» **SHORT TASK**
Make an exact copy of the records, with the images left out.

» **EXERCISE MATERIALS**
========================

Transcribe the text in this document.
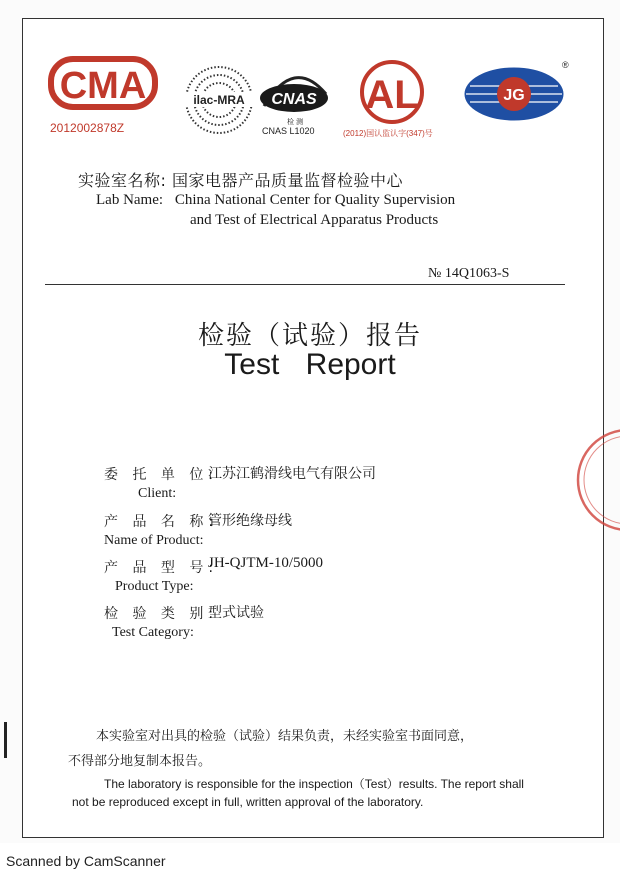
CMA
2012002878Z
ilac-MRA CNAS
检 测
CNAS L1020
AL
(2012)国认监认字(347)号
JG
®
实验室名称: 国家电器产品质量监督检验中心
Lab Name: China National Center for Quality Supervision
and Test of Electrical Apparatus Products
№ 14Q1063-S
检验（试验）报告
Test Report
委 托 单 位:
江苏江鹤滑线电气有限公司
Client:
产 品 名 称:
管形绝缘母线
Name of Product:
产 品 型 号:
JH-QJTM-10/5000
Product Type:
检 验 类 别:
型式试验
Test Category:
本实验室对出具的检验（试验）结果负责，未经实验室书面同意，
不得部分地复制本报告。
The laboratory is responsible for the inspection（Test）results. The report shall
not be reproduced except in full, written approval of the laboratory.
Scanned by CamScanner
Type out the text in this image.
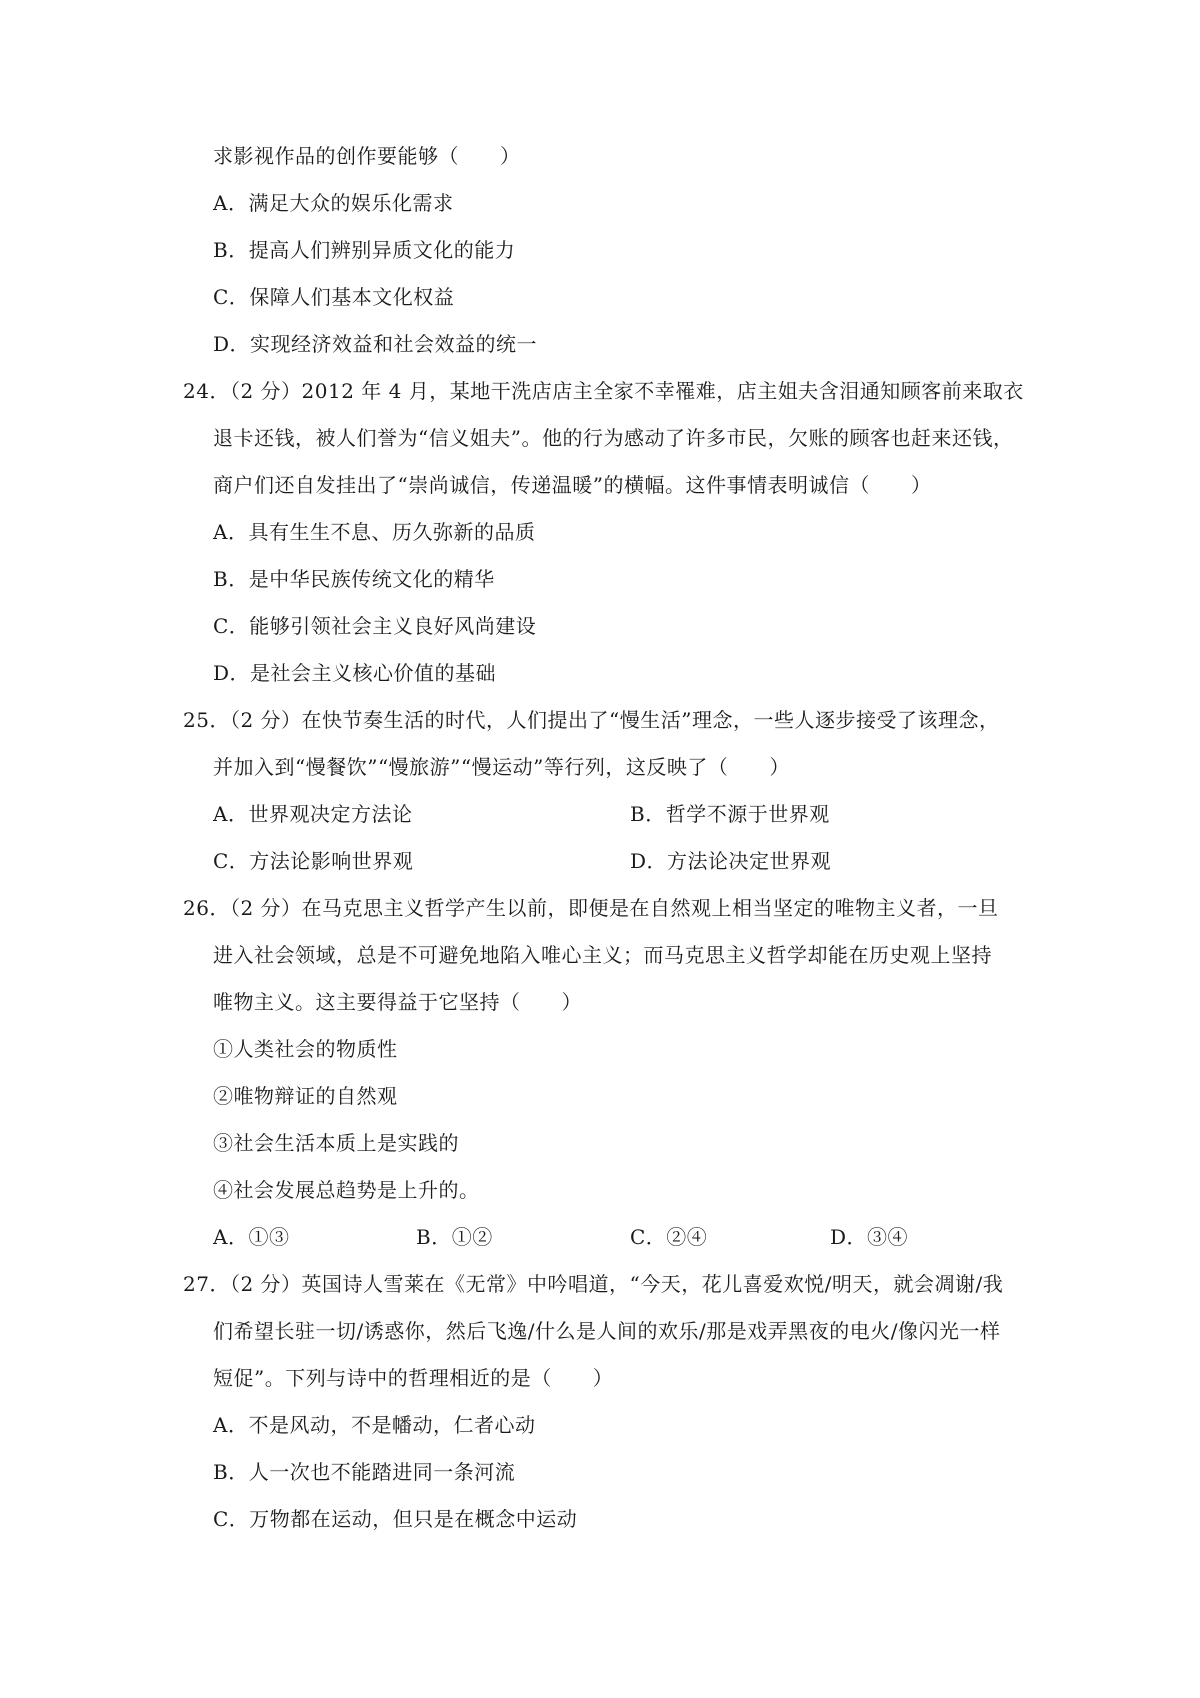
求影视作品的创作要能够（　　）
A．满足大众的娱乐化需求
B．提高人们辨别异质文化的能力
C．保障人们基本文化权益
D．实现经济效益和社会效益的统一
24．（2 分）2012 年 4 月，某地干洗店店主全家不幸罹难，店主姐夫含泪通知顾客前来取衣
退卡还钱，被人们誉为“信义姐夫”。他的行为感动了许多市民，欠账的顾客也赶来还钱，
商户们还自发挂出了“崇尚诚信，传递温暖”的横幅。这件事情表明诚信（　　）
A．具有生生不息、历久弥新的品质
B．是中华民族传统文化的精华
C．能够引领社会主义良好风尚建设
D．是社会主义核心价值的基础
25．（2 分）在快节奏生活的时代，人们提出了“慢生活”理念，一些人逐步接受了该理念，
并加入到“慢餐饮”“慢旅游”“慢运动”等行列，这反映了（　　）
A．世界观决定方法论	B．哲学不源于世界观
C．方法论影响世界观	D．方法论决定世界观
26．（2 分）在马克思主义哲学产生以前，即便是在自然观上相当坚定的唯物主义者，一旦
进入社会领域，总是不可避免地陷入唯心主义；而马克思主义哲学却能在历史观上坚持
唯物主义。这主要得益于它坚持（　　）
①人类社会的物质性
②唯物辩证的自然观
③社会生活本质上是实践的
④社会发展总趋势是上升的。
A．①③	B．①②	C．②④	D．③④
27．（2 分）英国诗人雪莱在《无常》中吟唱道，“今天，花儿喜爱欢悦/明天，就会凋谢/我
们希望长驻一切/诱惑你，然后飞逸/什么是人间的欢乐/那是戏弄黑夜的电火/像闪光一样
短促”。下列与诗中的哲理相近的是（　　）
A．不是风动，不是幡动，仁者心动
B．人一次也不能踏进同一条河流
C．万物都在运动，但只是在概念中运动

========================

» **ANSWER TO THE PROBLEM**
Transcribe the text in this document.
CMA
2012002878Z
ilac-MRA CNAS
检 测
CNAS L1020
AL
(2012)国认监认字(347)号
JG
®
实验室名称: 国家电器产品质量监督检验中心
Lab Name: China National Center for Quality Supervision
and Test of Electrical Apparatus Products
№ 14Q1063-S
检验（试验）报告
Test Report
委 托 单 位:
江苏江鹤滑线电气有限公司
Client:
产 品 名 称:
管形绝缘母线
Name of Product:
产 品 型 号:
JH-QJTM-10/5000
Product Type:
检 验 类 别:
型式试验
Test Category:
本实验室对出具的检验（试验）结果负责，未经实验室书面同意，
不得部分地复制本报告。
The laboratory is responsible for the inspection（Test）results. The report shall
not be reproduced except in full, written approval of the laboratory.
Scanned by CamScanner
Type out the text in this image.
求影视作品的创作要能够（　　）
A．满足大众的娱乐化需求
B．提高人们辨别异质文化的能力
C．保障人们基本文化权益
D．实现经济效益和社会效益的统一
24．（2 分）2012 年 4 月，某地干洗店店主全家不幸罹难，店主姐夫含泪通知顾客前来取衣
退卡还钱，被人们誉为“信义姐夫”。他的行为感动了许多市民，欠账的顾客也赶来还钱，
商户们还自发挂出了“崇尚诚信，传递温暖”的横幅。这件事情表明诚信（　　）
A．具有生生不息、历久弥新的品质
B．是中华民族传统文化的精华
C．能够引领社会主义良好风尚建设
D．是社会主义核心价值的基础
25．（2 分）在快节奏生活的时代，人们提出了“慢生活”理念，一些人逐步接受了该理念，
并加入到“慢餐饮”“慢旅游”“慢运动”等行列，这反映了（　　）
A．世界观决定方法论	B．哲学不源于世界观
C．方法论影响世界观	D．方法论决定世界观
26．（2 分）在马克思主义哲学产生以前，即便是在自然观上相当坚定的唯物主义者，一旦
进入社会领域，总是不可避免地陷入唯心主义；而马克思主义哲学却能在历史观上坚持
唯物主义。这主要得益于它坚持（　　）
①人类社会的物质性
②唯物辩证的自然观
③社会生活本质上是实践的
④社会发展总趋势是上升的。
A．①③	B．①②	C．②④	D．③④
27．（2 分）英国诗人雪莱在《无常》中吟唱道，“今天，花儿喜爱欢悦/明天，就会凋谢/我
们希望长驻一切/诱惑你，然后飞逸/什么是人间的欢乐/那是戏弄黑夜的电火/像闪光一样
短促”。下列与诗中的哲理相近的是（　　）
A．不是风动，不是幡动，仁者心动
B．人一次也不能踏进同一条河流
C．万物都在运动，但只是在概念中运动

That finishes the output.